Please work out how many lines in the material contain "page" and give only that figure.

===== GIVEN DATA =====

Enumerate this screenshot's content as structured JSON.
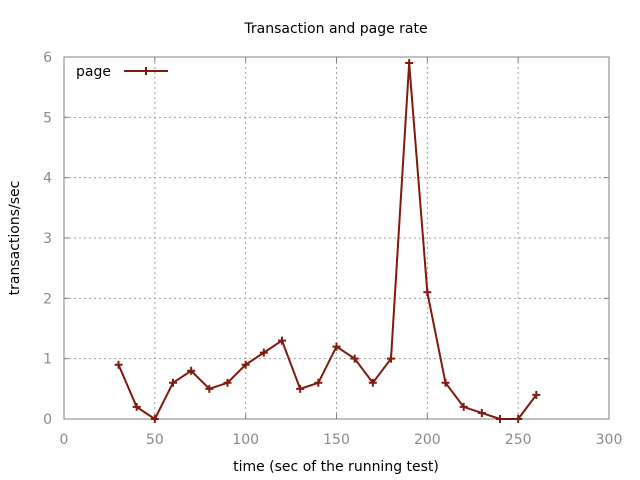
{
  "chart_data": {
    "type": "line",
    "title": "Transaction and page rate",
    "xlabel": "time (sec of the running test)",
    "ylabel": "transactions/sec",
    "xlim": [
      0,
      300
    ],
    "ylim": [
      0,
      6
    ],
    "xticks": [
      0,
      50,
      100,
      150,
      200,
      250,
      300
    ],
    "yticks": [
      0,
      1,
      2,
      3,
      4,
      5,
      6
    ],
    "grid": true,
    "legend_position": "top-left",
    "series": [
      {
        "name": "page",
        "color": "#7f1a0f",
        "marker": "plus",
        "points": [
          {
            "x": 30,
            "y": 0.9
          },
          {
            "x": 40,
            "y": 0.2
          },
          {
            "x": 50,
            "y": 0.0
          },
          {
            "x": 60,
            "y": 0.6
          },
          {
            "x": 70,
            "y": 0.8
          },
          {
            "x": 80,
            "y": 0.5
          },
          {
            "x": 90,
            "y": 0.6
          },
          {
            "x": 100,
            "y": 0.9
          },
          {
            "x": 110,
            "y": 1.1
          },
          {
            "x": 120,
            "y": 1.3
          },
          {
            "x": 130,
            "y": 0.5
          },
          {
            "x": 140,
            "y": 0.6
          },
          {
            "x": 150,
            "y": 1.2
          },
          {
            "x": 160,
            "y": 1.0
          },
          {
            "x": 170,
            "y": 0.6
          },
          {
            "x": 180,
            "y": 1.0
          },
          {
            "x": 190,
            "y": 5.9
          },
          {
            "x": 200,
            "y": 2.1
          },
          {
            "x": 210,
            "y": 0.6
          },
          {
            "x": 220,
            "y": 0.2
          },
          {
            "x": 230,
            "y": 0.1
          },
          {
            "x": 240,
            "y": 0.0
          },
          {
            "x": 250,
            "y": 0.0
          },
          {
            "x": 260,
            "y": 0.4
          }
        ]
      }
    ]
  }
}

=====
===== GIVEN DATA =====

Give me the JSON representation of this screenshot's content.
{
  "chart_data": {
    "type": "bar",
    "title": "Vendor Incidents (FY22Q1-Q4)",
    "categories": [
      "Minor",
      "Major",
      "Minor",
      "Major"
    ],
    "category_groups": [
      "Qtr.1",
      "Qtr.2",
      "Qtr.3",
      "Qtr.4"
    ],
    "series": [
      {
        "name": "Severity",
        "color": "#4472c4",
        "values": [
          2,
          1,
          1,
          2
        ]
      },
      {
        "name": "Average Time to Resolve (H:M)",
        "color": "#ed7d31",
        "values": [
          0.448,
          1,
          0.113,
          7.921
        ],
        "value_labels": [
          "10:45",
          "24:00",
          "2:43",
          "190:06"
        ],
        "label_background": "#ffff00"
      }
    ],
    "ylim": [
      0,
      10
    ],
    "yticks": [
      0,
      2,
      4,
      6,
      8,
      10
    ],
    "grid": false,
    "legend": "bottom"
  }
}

=====

THE ANSWER:
2